[Bounding box entries]

• • • • •

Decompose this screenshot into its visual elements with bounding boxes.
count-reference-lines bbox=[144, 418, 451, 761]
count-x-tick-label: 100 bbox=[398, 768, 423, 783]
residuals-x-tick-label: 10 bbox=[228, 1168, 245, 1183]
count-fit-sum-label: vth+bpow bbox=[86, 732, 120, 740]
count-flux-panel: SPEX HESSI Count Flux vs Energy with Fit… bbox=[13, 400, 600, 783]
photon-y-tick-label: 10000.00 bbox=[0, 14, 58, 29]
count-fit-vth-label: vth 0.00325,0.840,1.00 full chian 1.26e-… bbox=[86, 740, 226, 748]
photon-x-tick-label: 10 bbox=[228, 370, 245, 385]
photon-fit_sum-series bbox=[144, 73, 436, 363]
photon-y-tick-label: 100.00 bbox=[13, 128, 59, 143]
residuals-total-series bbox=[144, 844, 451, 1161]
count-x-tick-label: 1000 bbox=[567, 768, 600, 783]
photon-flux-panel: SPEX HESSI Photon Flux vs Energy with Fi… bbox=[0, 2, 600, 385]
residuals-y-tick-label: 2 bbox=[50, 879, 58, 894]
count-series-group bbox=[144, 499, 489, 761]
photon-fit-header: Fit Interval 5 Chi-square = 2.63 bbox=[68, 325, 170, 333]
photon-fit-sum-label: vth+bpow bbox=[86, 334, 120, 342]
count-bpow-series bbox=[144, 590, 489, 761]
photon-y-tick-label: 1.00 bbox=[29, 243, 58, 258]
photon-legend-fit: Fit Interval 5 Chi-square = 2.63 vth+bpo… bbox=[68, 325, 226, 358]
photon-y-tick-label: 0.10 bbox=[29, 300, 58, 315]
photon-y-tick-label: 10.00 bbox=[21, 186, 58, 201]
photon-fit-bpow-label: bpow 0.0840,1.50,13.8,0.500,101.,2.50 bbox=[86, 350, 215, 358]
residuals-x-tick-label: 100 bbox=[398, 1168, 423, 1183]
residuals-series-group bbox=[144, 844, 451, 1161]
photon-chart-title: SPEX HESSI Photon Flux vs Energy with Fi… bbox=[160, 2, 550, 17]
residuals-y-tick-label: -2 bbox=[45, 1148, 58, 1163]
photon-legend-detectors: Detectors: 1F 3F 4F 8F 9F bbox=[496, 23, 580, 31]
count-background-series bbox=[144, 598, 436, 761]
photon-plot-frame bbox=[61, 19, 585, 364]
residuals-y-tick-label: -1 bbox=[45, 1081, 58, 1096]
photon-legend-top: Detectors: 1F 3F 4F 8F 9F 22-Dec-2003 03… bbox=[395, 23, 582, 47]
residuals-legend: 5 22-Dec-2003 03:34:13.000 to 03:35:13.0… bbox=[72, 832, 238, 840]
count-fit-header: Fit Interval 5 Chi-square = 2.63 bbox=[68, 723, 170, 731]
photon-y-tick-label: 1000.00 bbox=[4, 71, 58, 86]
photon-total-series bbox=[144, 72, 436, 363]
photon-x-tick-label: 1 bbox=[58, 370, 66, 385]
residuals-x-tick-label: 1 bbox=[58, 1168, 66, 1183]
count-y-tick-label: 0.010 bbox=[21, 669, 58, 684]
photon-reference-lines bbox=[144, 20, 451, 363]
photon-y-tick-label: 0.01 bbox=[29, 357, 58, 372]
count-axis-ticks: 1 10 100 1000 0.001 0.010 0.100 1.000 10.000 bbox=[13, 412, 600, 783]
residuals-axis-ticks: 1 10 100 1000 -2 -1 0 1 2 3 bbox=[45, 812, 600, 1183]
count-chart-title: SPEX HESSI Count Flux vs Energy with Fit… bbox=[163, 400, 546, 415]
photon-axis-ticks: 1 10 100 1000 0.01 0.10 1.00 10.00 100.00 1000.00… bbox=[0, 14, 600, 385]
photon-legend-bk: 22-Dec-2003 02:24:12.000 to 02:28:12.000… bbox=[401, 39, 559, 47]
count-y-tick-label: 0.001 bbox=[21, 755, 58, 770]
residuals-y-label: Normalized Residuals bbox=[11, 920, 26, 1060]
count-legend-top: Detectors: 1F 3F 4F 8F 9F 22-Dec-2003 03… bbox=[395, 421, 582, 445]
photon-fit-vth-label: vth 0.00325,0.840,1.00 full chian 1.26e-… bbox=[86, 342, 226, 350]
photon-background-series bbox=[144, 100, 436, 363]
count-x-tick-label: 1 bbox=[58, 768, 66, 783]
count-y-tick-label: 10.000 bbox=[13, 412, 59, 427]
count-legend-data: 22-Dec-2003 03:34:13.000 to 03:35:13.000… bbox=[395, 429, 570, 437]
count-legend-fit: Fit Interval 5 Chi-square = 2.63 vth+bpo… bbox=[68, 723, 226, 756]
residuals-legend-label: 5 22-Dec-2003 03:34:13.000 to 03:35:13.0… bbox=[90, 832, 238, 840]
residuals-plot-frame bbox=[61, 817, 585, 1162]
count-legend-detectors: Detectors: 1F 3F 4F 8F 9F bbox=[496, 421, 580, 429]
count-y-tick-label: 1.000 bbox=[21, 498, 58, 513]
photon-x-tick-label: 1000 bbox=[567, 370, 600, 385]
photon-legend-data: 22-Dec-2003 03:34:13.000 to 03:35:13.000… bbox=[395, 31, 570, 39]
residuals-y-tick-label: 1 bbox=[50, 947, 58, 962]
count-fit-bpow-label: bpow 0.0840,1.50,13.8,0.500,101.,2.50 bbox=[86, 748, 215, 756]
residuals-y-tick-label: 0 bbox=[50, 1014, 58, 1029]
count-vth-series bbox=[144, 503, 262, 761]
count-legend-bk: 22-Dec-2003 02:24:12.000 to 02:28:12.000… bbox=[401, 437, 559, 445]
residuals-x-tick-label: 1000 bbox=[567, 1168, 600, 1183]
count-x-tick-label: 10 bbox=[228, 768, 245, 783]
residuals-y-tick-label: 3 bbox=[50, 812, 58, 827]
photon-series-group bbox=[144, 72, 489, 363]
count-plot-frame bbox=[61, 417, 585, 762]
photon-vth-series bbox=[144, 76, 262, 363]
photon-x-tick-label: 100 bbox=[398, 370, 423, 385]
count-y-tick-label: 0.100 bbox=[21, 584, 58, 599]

• • • • •

> _Exercise task_
Copy out every one of the entries above with no changes, keeping each line in its original order.

> _Finished exercise_
Decompose this screenshot into its visual elements with bounding boxes.
count-reference-lines bbox=[144, 418, 451, 761]
count-x-tick-label: 100 bbox=[398, 768, 423, 783]
residuals-x-tick-label: 10 bbox=[228, 1168, 245, 1183]
count-fit-sum-label: vth+bpow bbox=[86, 732, 120, 740]
count-flux-panel: SPEX HESSI Count Flux vs Energy with Fit… bbox=[13, 400, 600, 783]
photon-y-tick-label: 10000.00 bbox=[0, 14, 58, 29]
count-fit-vth-label: vth 0.00325,0.840,1.00 full chian 1.26e-… bbox=[86, 740, 226, 748]
photon-x-tick-label: 10 bbox=[228, 370, 245, 385]
photon-fit_sum-series bbox=[144, 73, 436, 363]
photon-y-tick-label: 100.00 bbox=[13, 128, 59, 143]
residuals-total-series bbox=[144, 844, 451, 1161]
count-x-tick-label: 1000 bbox=[567, 768, 600, 783]
photon-flux-panel: SPEX HESSI Photon Flux vs Energy with Fi… bbox=[0, 2, 600, 385]
residuals-y-tick-label: 2 bbox=[50, 879, 58, 894]
count-series-group bbox=[144, 499, 489, 761]
photon-fit-header: Fit Interval 5 Chi-square = 2.63 bbox=[68, 325, 170, 333]
photon-fit-sum-label: vth+bpow bbox=[86, 334, 120, 342]
count-bpow-series bbox=[144, 590, 489, 761]
photon-y-tick-label: 1.00 bbox=[29, 243, 58, 258]
photon-legend-fit: Fit Interval 5 Chi-square = 2.63 vth+bpo… bbox=[68, 325, 226, 358]
photon-y-tick-label: 0.10 bbox=[29, 300, 58, 315]
photon-y-tick-label: 10.00 bbox=[21, 186, 58, 201]
photon-fit-bpow-label: bpow 0.0840,1.50,13.8,0.500,101.,2.50 bbox=[86, 350, 215, 358]
residuals-x-tick-label: 100 bbox=[398, 1168, 423, 1183]
residuals-series-group bbox=[144, 844, 451, 1161]
photon-chart-title: SPEX HESSI Photon Flux vs Energy with Fi… bbox=[160, 2, 550, 17]
residuals-y-tick-label: -2 bbox=[45, 1148, 58, 1163]
photon-legend-detectors: Detectors: 1F 3F 4F 8F 9F bbox=[496, 23, 580, 31]
count-background-series bbox=[144, 598, 436, 761]
photon-plot-frame bbox=[61, 19, 585, 364]
residuals-y-tick-label: -1 bbox=[45, 1081, 58, 1096]
photon-legend-top: Detectors: 1F 3F 4F 8F 9F 22-Dec-2003 03… bbox=[395, 23, 582, 47]
residuals-legend: 5 22-Dec-2003 03:34:13.000 to 03:35:13.0… bbox=[72, 832, 238, 840]
count-fit-header: Fit Interval 5 Chi-square = 2.63 bbox=[68, 723, 170, 731]
photon-y-tick-label: 1000.00 bbox=[4, 71, 58, 86]
photon-total-series bbox=[144, 72, 436, 363]
photon-x-tick-label: 1 bbox=[58, 370, 66, 385]
residuals-x-tick-label: 1 bbox=[58, 1168, 66, 1183]
count-y-tick-label: 0.010 bbox=[21, 669, 58, 684]
photon-reference-lines bbox=[144, 20, 451, 363]
photon-y-tick-label: 0.01 bbox=[29, 357, 58, 372]
count-axis-ticks: 1 10 100 1000 0.001 0.010 0.100 1.000 10.000 bbox=[13, 412, 600, 783]
residuals-axis-ticks: 1 10 100 1000 -2 -1 0 1 2 3 bbox=[45, 812, 600, 1183]
count-chart-title: SPEX HESSI Count Flux vs Energy with Fit… bbox=[163, 400, 546, 415]
photon-axis-ticks: 1 10 100 1000 0.01 0.10 1.00 10.00 100.00 1000.00… bbox=[0, 14, 600, 385]
photon-legend-bk: 22-Dec-2003 02:24:12.000 to 02:28:12.000… bbox=[401, 39, 559, 47]
count-y-tick-label: 0.001 bbox=[21, 755, 58, 770]
residuals-y-label: Normalized Residuals bbox=[11, 920, 26, 1060]
count-legend-top: Detectors: 1F 3F 4F 8F 9F 22-Dec-2003 03… bbox=[395, 421, 582, 445]
photon-fit-vth-label: vth 0.00325,0.840,1.00 full chian 1.26e-… bbox=[86, 342, 226, 350]
photon-background-series bbox=[144, 100, 436, 363]
count-x-tick-label: 1 bbox=[58, 768, 66, 783]
count-y-tick-label: 10.000 bbox=[13, 412, 59, 427]
count-legend-data: 22-Dec-2003 03:34:13.000 to 03:35:13.000… bbox=[395, 429, 570, 437]
count-legend-fit: Fit Interval 5 Chi-square = 2.63 vth+bpo… bbox=[68, 723, 226, 756]
residuals-legend-label: 5 22-Dec-2003 03:34:13.000 to 03:35:13.0… bbox=[90, 832, 238, 840]
residuals-plot-frame bbox=[61, 817, 585, 1162]
count-legend-detectors: Detectors: 1F 3F 4F 8F 9F bbox=[496, 421, 580, 429]
count-y-tick-label: 1.000 bbox=[21, 498, 58, 513]
photon-x-tick-label: 1000 bbox=[567, 370, 600, 385]
photon-legend-data: 22-Dec-2003 03:34:13.000 to 03:35:13.000… bbox=[395, 31, 570, 39]
residuals-y-tick-label: 1 bbox=[50, 947, 58, 962]
count-fit-bpow-label: bpow 0.0840,1.50,13.8,0.500,101.,2.50 bbox=[86, 748, 215, 756]
residuals-y-tick-label: 0 bbox=[50, 1014, 58, 1029]
count-vth-series bbox=[144, 503, 262, 761]
count-legend-bk: 22-Dec-2003 02:24:12.000 to 02:28:12.000… bbox=[401, 437, 559, 445]
residuals-x-tick-label: 1000 bbox=[567, 1168, 600, 1183]
count-x-tick-label: 10 bbox=[228, 768, 245, 783]
residuals-y-tick-label: 3 bbox=[50, 812, 58, 827]
photon-series-group bbox=[144, 72, 489, 363]
count-plot-frame bbox=[61, 417, 585, 762]
photon-vth-series bbox=[144, 76, 262, 363]
photon-x-tick-label: 100 bbox=[398, 370, 423, 385]
count-y-tick-label: 0.100 bbox=[21, 584, 58, 599]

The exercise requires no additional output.